Exercise brief:
Go through the listing and pick out each line with the word "礼乐制度完备" in it.
## Start Material for this exercise
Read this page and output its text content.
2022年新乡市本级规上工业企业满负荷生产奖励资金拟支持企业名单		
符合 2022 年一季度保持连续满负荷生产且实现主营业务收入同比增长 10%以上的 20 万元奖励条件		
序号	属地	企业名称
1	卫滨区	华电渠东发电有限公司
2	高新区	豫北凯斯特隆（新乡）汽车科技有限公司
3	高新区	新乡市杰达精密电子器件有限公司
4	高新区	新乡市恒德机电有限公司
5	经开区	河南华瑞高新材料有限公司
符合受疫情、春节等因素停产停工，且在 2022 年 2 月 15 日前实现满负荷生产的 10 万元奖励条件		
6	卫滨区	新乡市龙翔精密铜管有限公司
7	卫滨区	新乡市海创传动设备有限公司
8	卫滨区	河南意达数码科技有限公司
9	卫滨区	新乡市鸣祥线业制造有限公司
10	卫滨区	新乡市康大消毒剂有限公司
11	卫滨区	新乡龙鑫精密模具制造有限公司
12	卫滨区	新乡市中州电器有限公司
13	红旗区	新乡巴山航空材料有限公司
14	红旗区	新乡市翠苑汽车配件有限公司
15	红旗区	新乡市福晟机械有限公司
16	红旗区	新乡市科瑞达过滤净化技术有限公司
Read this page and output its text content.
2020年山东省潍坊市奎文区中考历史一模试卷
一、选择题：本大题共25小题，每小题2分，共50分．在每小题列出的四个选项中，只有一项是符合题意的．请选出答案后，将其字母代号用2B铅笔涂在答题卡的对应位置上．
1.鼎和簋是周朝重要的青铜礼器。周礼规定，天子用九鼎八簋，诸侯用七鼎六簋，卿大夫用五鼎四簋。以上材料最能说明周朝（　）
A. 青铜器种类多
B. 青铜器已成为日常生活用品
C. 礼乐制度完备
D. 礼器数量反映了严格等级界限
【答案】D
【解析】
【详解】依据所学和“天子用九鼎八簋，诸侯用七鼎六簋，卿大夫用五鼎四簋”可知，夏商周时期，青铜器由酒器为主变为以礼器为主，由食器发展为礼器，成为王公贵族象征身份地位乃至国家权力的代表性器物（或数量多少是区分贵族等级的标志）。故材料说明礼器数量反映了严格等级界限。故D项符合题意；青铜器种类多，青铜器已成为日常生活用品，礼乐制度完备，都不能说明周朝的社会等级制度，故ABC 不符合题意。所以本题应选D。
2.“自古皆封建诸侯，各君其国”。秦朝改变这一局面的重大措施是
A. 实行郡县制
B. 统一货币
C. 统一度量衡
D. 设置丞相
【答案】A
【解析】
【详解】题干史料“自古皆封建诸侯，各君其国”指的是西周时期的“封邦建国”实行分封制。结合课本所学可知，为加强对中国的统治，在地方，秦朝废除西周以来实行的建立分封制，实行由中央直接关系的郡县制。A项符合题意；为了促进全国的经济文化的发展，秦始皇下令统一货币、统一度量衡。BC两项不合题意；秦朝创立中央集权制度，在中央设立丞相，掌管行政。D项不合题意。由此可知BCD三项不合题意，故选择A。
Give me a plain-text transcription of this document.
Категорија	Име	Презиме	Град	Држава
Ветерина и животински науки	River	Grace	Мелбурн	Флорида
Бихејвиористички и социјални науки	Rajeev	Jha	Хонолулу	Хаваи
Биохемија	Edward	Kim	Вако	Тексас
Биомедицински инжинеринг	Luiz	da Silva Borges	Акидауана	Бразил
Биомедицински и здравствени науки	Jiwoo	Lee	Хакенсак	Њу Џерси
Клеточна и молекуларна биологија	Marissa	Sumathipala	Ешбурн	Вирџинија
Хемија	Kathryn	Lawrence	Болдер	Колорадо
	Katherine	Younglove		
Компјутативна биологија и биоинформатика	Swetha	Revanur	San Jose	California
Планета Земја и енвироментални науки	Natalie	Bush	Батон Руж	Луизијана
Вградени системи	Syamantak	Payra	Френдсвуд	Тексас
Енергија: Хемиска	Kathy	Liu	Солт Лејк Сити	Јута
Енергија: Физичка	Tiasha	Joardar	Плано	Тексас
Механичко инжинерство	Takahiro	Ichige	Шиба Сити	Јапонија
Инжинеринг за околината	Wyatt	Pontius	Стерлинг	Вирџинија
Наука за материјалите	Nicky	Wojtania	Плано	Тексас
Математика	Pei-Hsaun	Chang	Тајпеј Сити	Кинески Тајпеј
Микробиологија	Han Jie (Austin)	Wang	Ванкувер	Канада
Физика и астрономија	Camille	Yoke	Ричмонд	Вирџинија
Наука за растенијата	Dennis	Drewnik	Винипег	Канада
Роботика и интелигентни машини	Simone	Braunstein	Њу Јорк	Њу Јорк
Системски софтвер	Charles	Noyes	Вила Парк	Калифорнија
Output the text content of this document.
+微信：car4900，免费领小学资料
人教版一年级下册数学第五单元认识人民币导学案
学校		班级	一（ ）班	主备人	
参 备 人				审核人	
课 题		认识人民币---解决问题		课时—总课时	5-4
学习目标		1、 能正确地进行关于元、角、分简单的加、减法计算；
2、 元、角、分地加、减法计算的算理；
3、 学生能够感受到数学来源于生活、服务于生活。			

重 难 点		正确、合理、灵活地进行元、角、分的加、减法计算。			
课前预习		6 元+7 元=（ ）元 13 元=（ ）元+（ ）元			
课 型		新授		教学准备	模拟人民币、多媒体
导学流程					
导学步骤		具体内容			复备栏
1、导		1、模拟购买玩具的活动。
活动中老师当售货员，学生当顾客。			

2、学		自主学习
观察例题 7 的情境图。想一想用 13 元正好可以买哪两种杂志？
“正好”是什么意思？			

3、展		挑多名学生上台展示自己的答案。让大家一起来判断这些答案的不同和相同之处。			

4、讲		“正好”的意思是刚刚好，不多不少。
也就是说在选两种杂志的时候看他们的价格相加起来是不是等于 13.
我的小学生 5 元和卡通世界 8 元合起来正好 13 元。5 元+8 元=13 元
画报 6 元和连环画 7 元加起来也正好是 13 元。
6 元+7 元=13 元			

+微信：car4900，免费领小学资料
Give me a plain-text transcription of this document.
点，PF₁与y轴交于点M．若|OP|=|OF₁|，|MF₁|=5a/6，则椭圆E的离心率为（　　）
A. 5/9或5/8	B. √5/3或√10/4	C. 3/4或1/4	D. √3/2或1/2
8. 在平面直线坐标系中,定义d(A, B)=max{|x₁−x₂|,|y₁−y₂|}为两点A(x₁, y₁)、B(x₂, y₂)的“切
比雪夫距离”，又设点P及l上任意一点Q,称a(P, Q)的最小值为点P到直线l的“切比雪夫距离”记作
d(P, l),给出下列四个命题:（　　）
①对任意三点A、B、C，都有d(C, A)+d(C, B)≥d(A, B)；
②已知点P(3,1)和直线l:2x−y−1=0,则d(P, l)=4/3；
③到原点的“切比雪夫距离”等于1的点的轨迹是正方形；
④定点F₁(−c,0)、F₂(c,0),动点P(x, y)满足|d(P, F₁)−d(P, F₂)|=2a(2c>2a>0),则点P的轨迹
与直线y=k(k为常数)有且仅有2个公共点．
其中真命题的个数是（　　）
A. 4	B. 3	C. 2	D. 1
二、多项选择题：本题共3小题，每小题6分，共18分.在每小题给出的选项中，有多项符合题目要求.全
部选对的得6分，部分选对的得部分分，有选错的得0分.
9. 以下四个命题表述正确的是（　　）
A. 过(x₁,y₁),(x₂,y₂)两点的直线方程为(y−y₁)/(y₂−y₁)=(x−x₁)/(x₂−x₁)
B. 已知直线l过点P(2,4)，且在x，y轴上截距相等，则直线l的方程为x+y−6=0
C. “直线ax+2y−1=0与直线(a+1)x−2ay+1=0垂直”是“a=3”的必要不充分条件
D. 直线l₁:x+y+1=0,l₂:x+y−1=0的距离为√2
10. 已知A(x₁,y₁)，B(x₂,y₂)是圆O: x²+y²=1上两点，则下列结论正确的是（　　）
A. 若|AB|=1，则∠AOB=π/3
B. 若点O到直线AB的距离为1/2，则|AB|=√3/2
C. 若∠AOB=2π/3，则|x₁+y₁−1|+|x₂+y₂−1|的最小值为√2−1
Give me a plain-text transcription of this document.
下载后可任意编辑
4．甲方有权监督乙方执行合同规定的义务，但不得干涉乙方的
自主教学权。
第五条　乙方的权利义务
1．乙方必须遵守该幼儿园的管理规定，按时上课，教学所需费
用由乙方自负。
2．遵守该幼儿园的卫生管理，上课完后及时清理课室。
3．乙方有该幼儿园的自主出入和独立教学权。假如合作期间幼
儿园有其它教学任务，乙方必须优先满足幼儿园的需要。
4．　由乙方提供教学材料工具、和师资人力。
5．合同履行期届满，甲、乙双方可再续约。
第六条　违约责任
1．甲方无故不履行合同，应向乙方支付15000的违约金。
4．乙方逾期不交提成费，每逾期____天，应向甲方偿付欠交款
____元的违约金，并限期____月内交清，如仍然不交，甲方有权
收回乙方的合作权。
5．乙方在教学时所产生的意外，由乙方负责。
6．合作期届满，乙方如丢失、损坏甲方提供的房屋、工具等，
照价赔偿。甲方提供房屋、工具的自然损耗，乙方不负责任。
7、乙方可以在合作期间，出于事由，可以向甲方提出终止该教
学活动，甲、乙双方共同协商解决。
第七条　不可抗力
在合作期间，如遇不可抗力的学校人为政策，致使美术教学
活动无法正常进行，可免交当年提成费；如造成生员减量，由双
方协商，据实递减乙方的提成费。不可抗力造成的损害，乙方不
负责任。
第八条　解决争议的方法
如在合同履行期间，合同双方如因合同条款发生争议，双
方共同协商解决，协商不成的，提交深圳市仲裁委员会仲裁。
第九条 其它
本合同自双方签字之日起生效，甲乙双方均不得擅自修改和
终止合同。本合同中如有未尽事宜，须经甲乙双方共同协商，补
## End Material for this exercise
Output for this task:
C. 礼乐制度完备
【详解】依据所学和“天子用九鼎八簋，诸侯用七鼎六簋，卿大夫用五鼎四簋”可知，夏商周时期，青铜器由酒器为主变为以礼器为主，由食器发展为礼器，成为王公贵族象征身份地位乃至国家权力的代表性器物（或数量多少是区分贵族等级的标志）。故材料说明礼器数量反映了严格等级界限。故D项符合题意；青铜器种类多，青铜器已成为日常生活用品，礼乐制度完备，都不能说明周朝的社会等级制度，故ABC 不符合题意。所以本题应选D。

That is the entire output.